Task to carry out | In your copy, leave out the pictures; write out all the data exactly.

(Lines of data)

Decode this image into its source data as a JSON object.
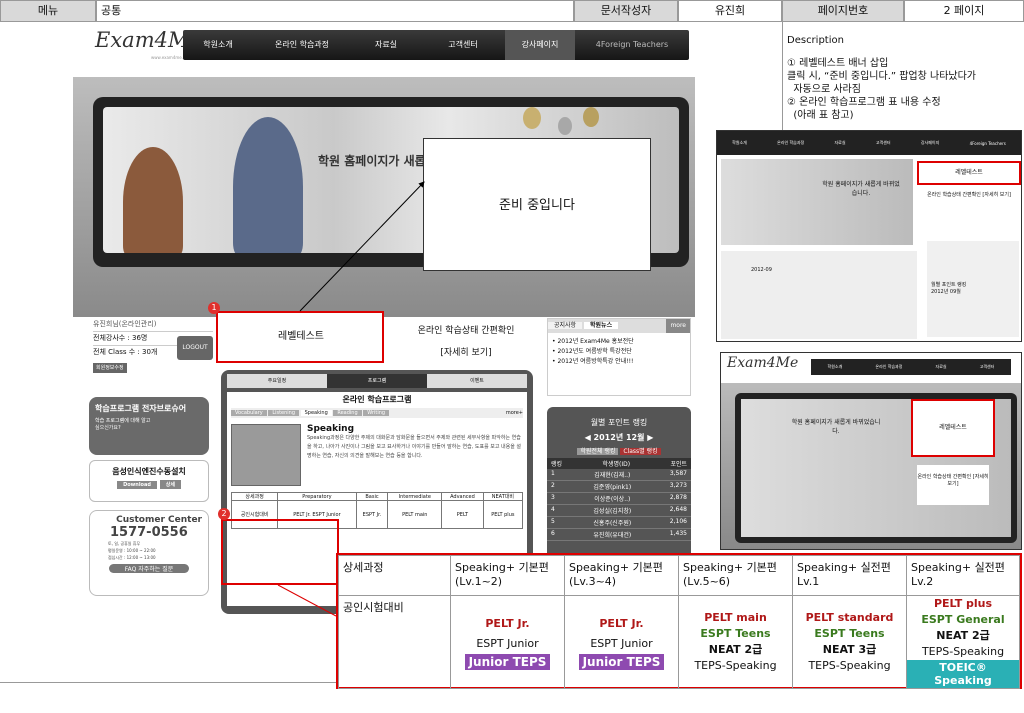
{
  "header": {
    "menu_label": "메뉴",
    "menu_value": "공통",
    "author_label": "문서작성자",
    "author_value": "유진희",
    "page_label": "페이지번호",
    "page_value": "2 페이지"
  },
  "site": {
    "logo": "Exam4Me",
    "logo_sub": "www.exam4me.com",
    "nav": [
      "학원소개",
      "온라인 학습과정",
      "자료실",
      "고객센터",
      "강사페이지",
      "4Foreign Teachers"
    ],
    "banner_title": "학원 홈페이지가 새롭",
    "popup_text": "준비 중입니다",
    "login": {
      "user": "유진희님(온라인관리)",
      "teachers": "전체강사수 : 36명",
      "classes": "전체 Class 수 : 30개",
      "logout": "LOGOUT",
      "member_info": "회원정보수정"
    },
    "level_test": "레벨테스트",
    "online_status": "온라인 학습상태 간편확인",
    "online_status_more": "[자세히 보기]",
    "notice_tabs": [
      "공지사항",
      "학원뉴스"
    ],
    "notice_more": "more",
    "news": [
      "2012년 Exam4Me 홍보전단",
      "2012년도 여름방학 특강전단",
      "2012년 여름방학특강 안내!!!"
    ],
    "ebrochure": "학습프로그램 전자브로슈어",
    "ebrochure_sub": "학습 프로그램에 대해 알고 싶으신가요?",
    "voice_engine": "음성인식엔진수동설치",
    "download": "Download",
    "detail": "상세",
    "customer_center": "Customer Center",
    "phone": "1577-0556",
    "hours1": "토, 일, 공휴일 휴무",
    "hours2": "평일운영 : 10:00 ~ 22:00",
    "hours3": "점심시간 : 12:00 ~ 13:00",
    "faq": "FAQ 자주하는 질문",
    "schedule_tabs": [
      "주요일정",
      "프로그램",
      "이벤트"
    ],
    "program_title": "온라인 학습프로그램",
    "program_tabs": [
      "Vocabulary",
      "Listening",
      "Speaking",
      "Reading",
      "Writing"
    ],
    "program_more": "more+",
    "speaking_title": "Speaking",
    "speaking_desc": "Speaking과정은 다양한 주제의 대화문과 담화문을 들으면서 주제와 관련된 세부사항을 파악하는 연습을 하고, 나아가 사진이나 그림을 보고 묘사하거나 이야기를 만들어 말하는 연습, 도표를 보고 내용을 설명하는 연습, 자신의 의견을 말해보는 연습 등을 합니다.",
    "small_table_head": [
      "상세과정",
      "Preparatory",
      "Basic",
      "Intermediate",
      "Advanced",
      "NEAT대비"
    ],
    "small_table_row": [
      "공인시험대비",
      "PELT Jr. ESPT Junior",
      "ESPT Jr.",
      "PELT main",
      "PELT",
      "PELT plus"
    ],
    "ranking_title": "월별 포인트 랭킹",
    "ranking_month": "2012년 12월",
    "ranking_tabs": [
      "학원전체 랭킹",
      "Class별 랭킹"
    ],
    "ranking_head": [
      "랭킹",
      "학생명(ID)",
      "포인트"
    ],
    "ranking": [
      {
        "rank": "1",
        "name": "김재현(김재..)",
        "points": "3,587"
      },
      {
        "rank": "2",
        "name": "김준영(pink1)",
        "points": "3,273"
      },
      {
        "rank": "3",
        "name": "이상준(이상..)",
        "points": "2,878"
      },
      {
        "rank": "4",
        "name": "김성실(김지창)",
        "points": "2,648"
      },
      {
        "rank": "5",
        "name": "신홍주(신주원)",
        "points": "2,106"
      },
      {
        "rank": "6",
        "name": "유진희(유대건)",
        "points": "1,435"
      }
    ]
  },
  "description": {
    "title": "Description",
    "lines": [
      "① 레벨테스트 배너 삽입",
      "클릭 시, “준비 중입니다.” 팝업창 나타났다가",
      "  자동으로 사라짐",
      "② 온라인 학습프로그램 표 내용 수정",
      "  (아래 표 참고)"
    ]
  },
  "thumb1": {
    "nav": [
      "학원소개",
      "온라인 학습과정",
      "자료실",
      "고객센터",
      "강사페이지",
      "4Foreign Teachers"
    ],
    "banner_title": "학원 홈페이지가 새롭게 바뀌었습니다.",
    "level_test": "레벨테스트",
    "online_status": "온라인 학습상태 간편확인 [자세히 보기]",
    "calendar_month": "2012-09",
    "ranking_title": "월별 포인트 랭킹",
    "ranking_month": "2012년 09월"
  },
  "thumb2": {
    "logo": "Exam4Me",
    "nav": [
      "학원소개",
      "온라인 학습과정",
      "자료실",
      "고객센터"
    ],
    "banner_title": "학원 홈페이지가 새롭게 바뀌었습니다.",
    "level_test": "레벨테스트",
    "online_status": "온라인 학습상태 간편확인 [자세히 보기]"
  },
  "bigtable": {
    "headers": [
      "상세과정",
      "Speaking+ 기본편 (Lv.1~2)",
      "Speaking+ 기본편 (Lv.3~4)",
      "Speaking+ 기본편 (Lv.5~6)",
      "Speaking+ 실전편 Lv.1",
      "Speaking+ 실전편 Lv.2"
    ],
    "row_label": "공인시험대비",
    "col1": [
      "PELT Jr.",
      "ESPT Junior",
      "Junior TEPS"
    ],
    "col2": [
      "PELT Jr.",
      "ESPT Junior",
      "Junior TEPS"
    ],
    "col3": [
      "PELT main",
      "ESPT Teens",
      "NEAT 2급",
      "TEPS-Speaking"
    ],
    "col4": [
      "PELT standard",
      "ESPT Teens",
      "NEAT 3급",
      "TEPS-Speaking"
    ],
    "col5": [
      "PELT plus",
      "ESPT General",
      "NEAT 2급",
      "TEPS-Speaking",
      "TOEIC® Speaking"
    ]
  },
  "markers": [
    "1",
    "2"
  ]
}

The answer |
Decode this image into its source data as a JSON object.
{
  "header": {
    "menu_label": "메뉴",
    "menu_value": "공통",
    "author_label": "문서작성자",
    "author_value": "유진희",
    "page_label": "페이지번호",
    "page_value": "2 페이지"
  },
  "site": {
    "logo": "Exam4Me",
    "logo_sub": "www.exam4me.com",
    "nav": [
      "학원소개",
      "온라인 학습과정",
      "자료실",
      "고객센터",
      "강사페이지",
      "4Foreign Teachers"
    ],
    "banner_title": "학원 홈페이지가 새롭",
    "popup_text": "준비 중입니다",
    "login": {
      "user": "유진희님(온라인관리)",
      "teachers": "전체강사수 : 36명",
      "classes": "전체 Class 수 : 30개",
      "logout": "LOGOUT",
      "member_info": "회원정보수정"
    },
    "level_test": "레벨테스트",
    "online_status": "온라인 학습상태 간편확인",
    "online_status_more": "[자세히 보기]",
    "notice_tabs": [
      "공지사항",
      "학원뉴스"
    ],
    "notice_more": "more",
    "news": [
      "2012년 Exam4Me 홍보전단",
      "2012년도 여름방학 특강전단",
      "2012년 여름방학특강 안내!!!"
    ],
    "ebrochure": "학습프로그램 전자브로슈어",
    "ebrochure_sub": "학습 프로그램에 대해 알고 싶으신가요?",
    "voice_engine": "음성인식엔진수동설치",
    "download": "Download",
    "detail": "상세",
    "customer_center": "Customer Center",
    "phone": "1577-0556",
    "hours1": "토, 일, 공휴일 휴무",
    "hours2": "평일운영 : 10:00 ~ 22:00",
    "hours3": "점심시간 : 12:00 ~ 13:00",
    "faq": "FAQ 자주하는 질문",
    "schedule_tabs": [
      "주요일정",
      "프로그램",
      "이벤트"
    ],
    "program_title": "온라인 학습프로그램",
    "program_tabs": [
      "Vocabulary",
      "Listening",
      "Speaking",
      "Reading",
      "Writing"
    ],
    "program_more": "more+",
    "speaking_title": "Speaking",
    "speaking_desc": "Speaking과정은 다양한 주제의 대화문과 담화문을 들으면서 주제와 관련된 세부사항을 파악하는 연습을 하고, 나아가 사진이나 그림을 보고 묘사하거나 이야기를 만들어 말하는 연습, 도표를 보고 내용을 설명하는 연습, 자신의 의견을 말해보는 연습 등을 합니다.",
    "small_table_head": [
      "상세과정",
      "Preparatory",
      "Basic",
      "Intermediate",
      "Advanced",
      "NEAT대비"
    ],
    "small_table_row": [
      "공인시험대비",
      "PELT Jr. ESPT Junior",
      "ESPT Jr.",
      "PELT main",
      "PELT",
      "PELT plus"
    ],
    "ranking_title": "월별 포인트 랭킹",
    "ranking_month": "2012년 12월",
    "ranking_tabs": [
      "학원전체 랭킹",
      "Class별 랭킹"
    ],
    "ranking_head": [
      "랭킹",
      "학생명(ID)",
      "포인트"
    ],
    "ranking": [
      {
        "rank": "1",
        "name": "김재현(김재..)",
        "points": "3,587"
      },
      {
        "rank": "2",
        "name": "김준영(pink1)",
        "points": "3,273"
      },
      {
        "rank": "3",
        "name": "이상준(이상..)",
        "points": "2,878"
      },
      {
        "rank": "4",
        "name": "김성실(김지창)",
        "points": "2,648"
      },
      {
        "rank": "5",
        "name": "신홍주(신주원)",
        "points": "2,106"
      },
      {
        "rank": "6",
        "name": "유진희(유대건)",
        "points": "1,435"
      }
    ]
  },
  "description": {
    "title": "Description",
    "lines": [
      "① 레벨테스트 배너 삽입",
      "클릭 시, “준비 중입니다.” 팝업창 나타났다가",
      "  자동으로 사라짐",
      "② 온라인 학습프로그램 표 내용 수정",
      "  (아래 표 참고)"
    ]
  },
  "thumb1": {
    "nav": [
      "학원소개",
      "온라인 학습과정",
      "자료실",
      "고객센터",
      "강사페이지",
      "4Foreign Teachers"
    ],
    "banner_title": "학원 홈페이지가 새롭게 바뀌었습니다.",
    "level_test": "레벨테스트",
    "online_status": "온라인 학습상태 간편확인 [자세히 보기]",
    "calendar_month": "2012-09",
    "ranking_title": "월별 포인트 랭킹",
    "ranking_month": "2012년 09월"
  },
  "thumb2": {
    "logo": "Exam4Me",
    "nav": [
      "학원소개",
      "온라인 학습과정",
      "자료실",
      "고객센터"
    ],
    "banner_title": "학원 홈페이지가 새롭게 바뀌었습니다.",
    "level_test": "레벨테스트",
    "online_status": "온라인 학습상태 간편확인 [자세히 보기]"
  },
  "bigtable": {
    "headers": [
      "상세과정",
      "Speaking+ 기본편 (Lv.1~2)",
      "Speaking+ 기본편 (Lv.3~4)",
      "Speaking+ 기본편 (Lv.5~6)",
      "Speaking+ 실전편 Lv.1",
      "Speaking+ 실전편 Lv.2"
    ],
    "row_label": "공인시험대비",
    "col1": [
      "PELT Jr.",
      "ESPT Junior",
      "Junior TEPS"
    ],
    "col2": [
      "PELT Jr.",
      "ESPT Junior",
      "Junior TEPS"
    ],
    "col3": [
      "PELT main",
      "ESPT Teens",
      "NEAT 2급",
      "TEPS-Speaking"
    ],
    "col4": [
      "PELT standard",
      "ESPT Teens",
      "NEAT 3급",
      "TEPS-Speaking"
    ],
    "col5": [
      "PELT plus",
      "ESPT General",
      "NEAT 2급",
      "TEPS-Speaking",
      "TOEIC® Speaking"
    ]
  },
  "markers": [
    "1",
    "2"
  ]
}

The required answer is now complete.